Exercise task => Extract each line where the string "name" shows up.

Information shown =>
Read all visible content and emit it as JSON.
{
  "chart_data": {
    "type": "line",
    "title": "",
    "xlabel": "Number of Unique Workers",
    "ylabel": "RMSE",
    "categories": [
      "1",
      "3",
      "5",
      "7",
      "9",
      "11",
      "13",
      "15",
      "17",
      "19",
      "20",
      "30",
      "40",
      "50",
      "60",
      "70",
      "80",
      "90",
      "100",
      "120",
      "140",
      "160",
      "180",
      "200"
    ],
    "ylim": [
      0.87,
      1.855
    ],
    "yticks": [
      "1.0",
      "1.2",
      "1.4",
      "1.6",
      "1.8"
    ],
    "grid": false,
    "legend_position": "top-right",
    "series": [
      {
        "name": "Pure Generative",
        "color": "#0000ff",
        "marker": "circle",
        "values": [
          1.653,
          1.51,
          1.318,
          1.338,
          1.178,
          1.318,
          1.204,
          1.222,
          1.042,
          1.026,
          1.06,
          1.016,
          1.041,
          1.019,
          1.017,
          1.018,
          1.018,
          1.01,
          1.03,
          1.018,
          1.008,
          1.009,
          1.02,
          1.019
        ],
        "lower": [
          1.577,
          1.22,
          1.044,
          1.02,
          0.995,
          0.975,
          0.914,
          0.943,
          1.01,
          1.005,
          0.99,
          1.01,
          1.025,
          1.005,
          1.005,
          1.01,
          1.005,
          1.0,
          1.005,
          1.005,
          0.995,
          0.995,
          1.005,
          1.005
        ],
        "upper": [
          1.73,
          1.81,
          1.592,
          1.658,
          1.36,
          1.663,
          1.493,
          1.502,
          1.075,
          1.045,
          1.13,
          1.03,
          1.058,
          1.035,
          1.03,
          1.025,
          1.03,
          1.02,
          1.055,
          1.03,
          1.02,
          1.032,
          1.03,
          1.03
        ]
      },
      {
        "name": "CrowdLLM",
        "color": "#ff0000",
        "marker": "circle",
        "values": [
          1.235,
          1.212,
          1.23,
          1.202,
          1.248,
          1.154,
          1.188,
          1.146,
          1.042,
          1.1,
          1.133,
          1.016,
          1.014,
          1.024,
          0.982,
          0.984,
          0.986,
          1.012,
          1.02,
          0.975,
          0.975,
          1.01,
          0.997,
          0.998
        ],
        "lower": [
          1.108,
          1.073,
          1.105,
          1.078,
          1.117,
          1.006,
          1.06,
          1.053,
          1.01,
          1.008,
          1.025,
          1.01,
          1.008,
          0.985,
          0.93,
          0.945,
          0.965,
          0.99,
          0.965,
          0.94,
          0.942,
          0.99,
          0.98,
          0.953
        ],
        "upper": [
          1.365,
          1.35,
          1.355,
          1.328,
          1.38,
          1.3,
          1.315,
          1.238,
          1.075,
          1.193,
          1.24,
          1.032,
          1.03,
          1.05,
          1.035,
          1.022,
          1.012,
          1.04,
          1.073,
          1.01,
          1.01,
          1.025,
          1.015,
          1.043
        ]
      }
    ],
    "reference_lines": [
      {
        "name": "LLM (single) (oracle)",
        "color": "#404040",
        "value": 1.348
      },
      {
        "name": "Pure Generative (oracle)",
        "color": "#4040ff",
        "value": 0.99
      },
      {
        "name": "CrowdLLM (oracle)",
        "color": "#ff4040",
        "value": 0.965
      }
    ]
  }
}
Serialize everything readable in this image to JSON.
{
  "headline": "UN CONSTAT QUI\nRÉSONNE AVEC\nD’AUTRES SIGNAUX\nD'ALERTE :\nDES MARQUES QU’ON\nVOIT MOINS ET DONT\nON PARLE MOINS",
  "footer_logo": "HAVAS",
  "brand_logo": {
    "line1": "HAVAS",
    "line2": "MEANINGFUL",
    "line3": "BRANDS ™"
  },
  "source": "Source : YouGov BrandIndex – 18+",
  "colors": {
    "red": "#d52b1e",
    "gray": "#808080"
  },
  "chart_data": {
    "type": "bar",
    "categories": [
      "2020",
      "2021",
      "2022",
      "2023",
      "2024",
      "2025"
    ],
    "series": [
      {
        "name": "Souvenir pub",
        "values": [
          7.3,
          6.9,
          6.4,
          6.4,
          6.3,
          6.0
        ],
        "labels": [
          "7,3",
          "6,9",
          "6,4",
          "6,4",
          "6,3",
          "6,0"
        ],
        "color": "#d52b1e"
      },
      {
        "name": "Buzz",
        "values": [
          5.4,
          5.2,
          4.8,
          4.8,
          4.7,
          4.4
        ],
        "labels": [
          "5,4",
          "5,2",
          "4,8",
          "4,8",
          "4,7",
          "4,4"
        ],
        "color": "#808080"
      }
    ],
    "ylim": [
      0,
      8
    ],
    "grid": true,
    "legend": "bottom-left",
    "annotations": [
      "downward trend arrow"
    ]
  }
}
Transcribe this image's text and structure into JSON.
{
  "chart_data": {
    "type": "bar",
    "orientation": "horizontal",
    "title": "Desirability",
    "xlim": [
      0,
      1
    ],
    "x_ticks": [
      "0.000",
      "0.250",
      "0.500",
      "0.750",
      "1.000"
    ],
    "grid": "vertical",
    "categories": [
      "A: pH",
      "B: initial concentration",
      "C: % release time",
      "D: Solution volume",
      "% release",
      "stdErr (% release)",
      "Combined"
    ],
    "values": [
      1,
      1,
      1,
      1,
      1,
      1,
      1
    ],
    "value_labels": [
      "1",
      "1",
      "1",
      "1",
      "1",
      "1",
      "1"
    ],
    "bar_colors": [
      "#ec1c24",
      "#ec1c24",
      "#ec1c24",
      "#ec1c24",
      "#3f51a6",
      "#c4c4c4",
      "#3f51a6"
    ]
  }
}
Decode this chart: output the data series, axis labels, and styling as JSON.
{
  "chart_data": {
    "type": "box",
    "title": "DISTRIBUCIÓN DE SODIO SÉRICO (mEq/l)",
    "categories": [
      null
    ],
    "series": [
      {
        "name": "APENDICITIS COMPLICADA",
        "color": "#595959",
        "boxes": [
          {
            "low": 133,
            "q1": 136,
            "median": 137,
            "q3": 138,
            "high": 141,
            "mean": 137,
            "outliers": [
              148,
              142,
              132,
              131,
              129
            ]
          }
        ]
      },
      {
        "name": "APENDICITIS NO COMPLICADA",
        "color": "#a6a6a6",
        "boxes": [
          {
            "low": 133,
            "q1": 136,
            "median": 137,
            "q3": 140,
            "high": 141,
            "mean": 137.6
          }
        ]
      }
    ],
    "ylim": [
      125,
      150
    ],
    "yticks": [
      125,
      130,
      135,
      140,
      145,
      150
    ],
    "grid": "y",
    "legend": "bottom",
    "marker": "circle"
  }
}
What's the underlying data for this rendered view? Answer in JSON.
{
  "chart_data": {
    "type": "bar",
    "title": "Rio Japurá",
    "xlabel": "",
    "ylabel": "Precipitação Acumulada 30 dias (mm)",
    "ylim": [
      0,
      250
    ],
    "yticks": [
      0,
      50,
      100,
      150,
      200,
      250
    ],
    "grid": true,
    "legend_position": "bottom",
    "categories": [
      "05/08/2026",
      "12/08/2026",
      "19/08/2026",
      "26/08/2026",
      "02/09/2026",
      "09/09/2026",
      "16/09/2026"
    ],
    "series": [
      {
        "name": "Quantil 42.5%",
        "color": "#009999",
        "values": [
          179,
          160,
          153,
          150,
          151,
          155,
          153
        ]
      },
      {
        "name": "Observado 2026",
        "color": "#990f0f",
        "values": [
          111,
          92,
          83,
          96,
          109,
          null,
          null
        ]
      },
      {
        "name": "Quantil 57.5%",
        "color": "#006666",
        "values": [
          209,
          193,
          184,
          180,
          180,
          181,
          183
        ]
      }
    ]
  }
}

Correct answer =>
        "name": "Pure Generative",
        "name": "CrowdLLM",
        "name": "LLM (single) (oracle)",
        "name": "Pure Generative (oracle)",
        "name": "CrowdLLM (oracle)",
        "name": "Souvenir pub",
        "name": "Buzz",
        "name": "APENDICITIS COMPLICADA",
        "name": "APENDICITIS NO COMPLICADA",
        "name": "Quantil 42.5%",
        "name": "Observado 2026",
        "name": "Quantil 57.5%",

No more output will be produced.